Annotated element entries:
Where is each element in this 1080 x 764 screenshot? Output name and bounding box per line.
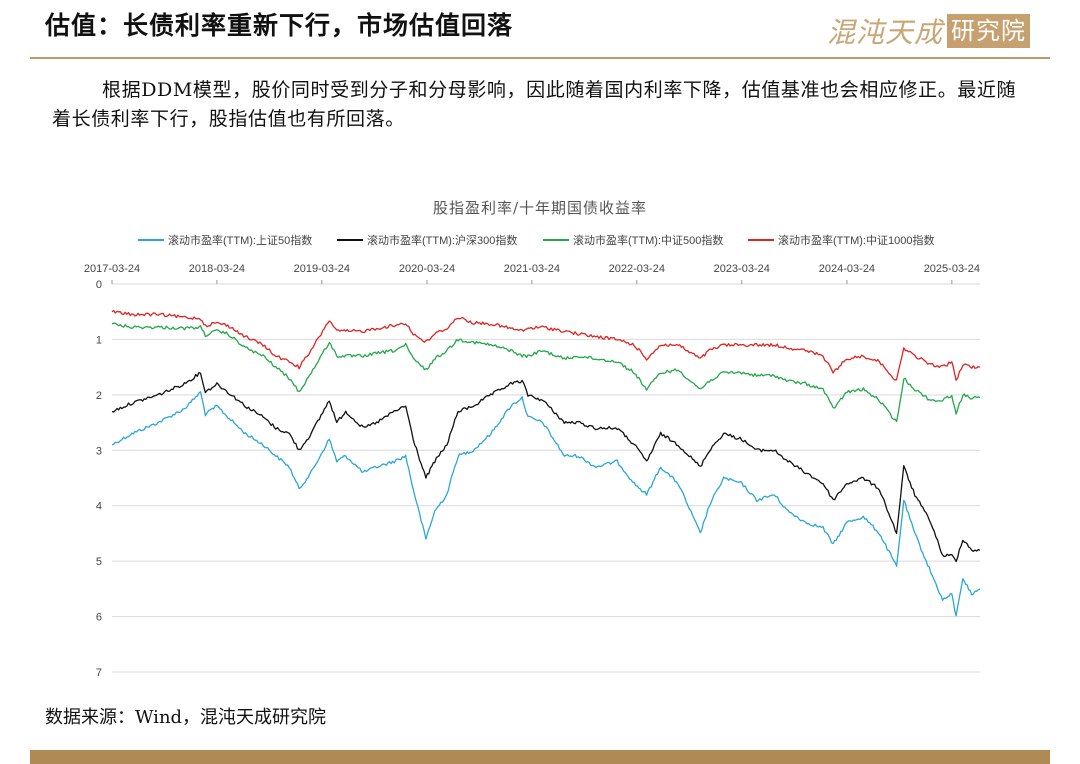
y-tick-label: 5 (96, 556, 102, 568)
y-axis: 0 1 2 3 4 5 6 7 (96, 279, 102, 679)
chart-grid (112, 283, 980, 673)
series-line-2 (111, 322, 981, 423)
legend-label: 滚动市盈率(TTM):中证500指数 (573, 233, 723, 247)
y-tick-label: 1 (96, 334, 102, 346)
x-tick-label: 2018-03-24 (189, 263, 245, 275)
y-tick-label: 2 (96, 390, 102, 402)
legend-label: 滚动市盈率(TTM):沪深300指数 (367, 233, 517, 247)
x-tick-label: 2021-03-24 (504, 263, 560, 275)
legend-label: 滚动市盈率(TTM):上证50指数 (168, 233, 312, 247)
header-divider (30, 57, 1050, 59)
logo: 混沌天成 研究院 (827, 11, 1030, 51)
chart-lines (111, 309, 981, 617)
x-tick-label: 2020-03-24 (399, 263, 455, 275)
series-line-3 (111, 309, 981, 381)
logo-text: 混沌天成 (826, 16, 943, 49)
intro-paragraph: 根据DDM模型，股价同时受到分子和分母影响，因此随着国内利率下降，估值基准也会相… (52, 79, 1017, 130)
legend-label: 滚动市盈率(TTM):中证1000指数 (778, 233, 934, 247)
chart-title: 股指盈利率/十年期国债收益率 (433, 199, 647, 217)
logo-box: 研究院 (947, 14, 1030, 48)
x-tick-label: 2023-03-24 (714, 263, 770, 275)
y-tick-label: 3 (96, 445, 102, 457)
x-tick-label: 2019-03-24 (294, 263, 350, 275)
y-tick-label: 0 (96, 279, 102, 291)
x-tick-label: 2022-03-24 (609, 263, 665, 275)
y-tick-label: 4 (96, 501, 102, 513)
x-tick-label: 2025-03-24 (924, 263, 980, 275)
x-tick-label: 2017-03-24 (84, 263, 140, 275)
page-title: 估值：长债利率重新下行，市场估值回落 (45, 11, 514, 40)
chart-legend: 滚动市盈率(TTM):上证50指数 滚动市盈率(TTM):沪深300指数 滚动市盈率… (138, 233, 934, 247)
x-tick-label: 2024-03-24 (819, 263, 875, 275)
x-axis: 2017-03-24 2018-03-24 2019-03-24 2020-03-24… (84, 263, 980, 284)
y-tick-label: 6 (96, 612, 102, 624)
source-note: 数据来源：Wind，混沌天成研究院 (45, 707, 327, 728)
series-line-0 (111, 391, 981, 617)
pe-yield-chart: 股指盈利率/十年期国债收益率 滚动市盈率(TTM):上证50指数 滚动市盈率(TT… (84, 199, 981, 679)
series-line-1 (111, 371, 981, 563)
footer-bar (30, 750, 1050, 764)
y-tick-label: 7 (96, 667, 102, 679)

> Directions: Reproduce the rows from the line with "y-tick-label: 5 (96, 556, 102, 568)" to the line with "logo-text: 混沌天成 (826, 16, 943, 49)", substituting "legend-item" for "legend-label" and leaving everything else unchanged.

> Task solution:
y-tick-label: 5 (96, 556, 102, 568)
y-axis: 0 1 2 3 4 5 6 7 (96, 279, 102, 679)
chart-grid (112, 283, 980, 673)
series-line-2 (111, 322, 981, 423)
legend-item: 滚动市盈率(TTM):中证500指数 (573, 233, 723, 247)
y-tick-label: 1 (96, 334, 102, 346)
x-tick-label: 2018-03-24 (189, 263, 245, 275)
y-tick-label: 2 (96, 390, 102, 402)
legend-item: 滚动市盈率(TTM):沪深300指数 (367, 233, 517, 247)
x-tick-label: 2021-03-24 (504, 263, 560, 275)
legend-item: 滚动市盈率(TTM):上证50指数 (168, 233, 312, 247)
header-divider (30, 57, 1050, 59)
logo: 混沌天成 研究院 (827, 11, 1030, 51)
chart-lines (111, 309, 981, 617)
x-tick-label: 2020-03-24 (399, 263, 455, 275)
series-line-3 (111, 309, 981, 381)
logo-text: 混沌天成 (826, 16, 943, 49)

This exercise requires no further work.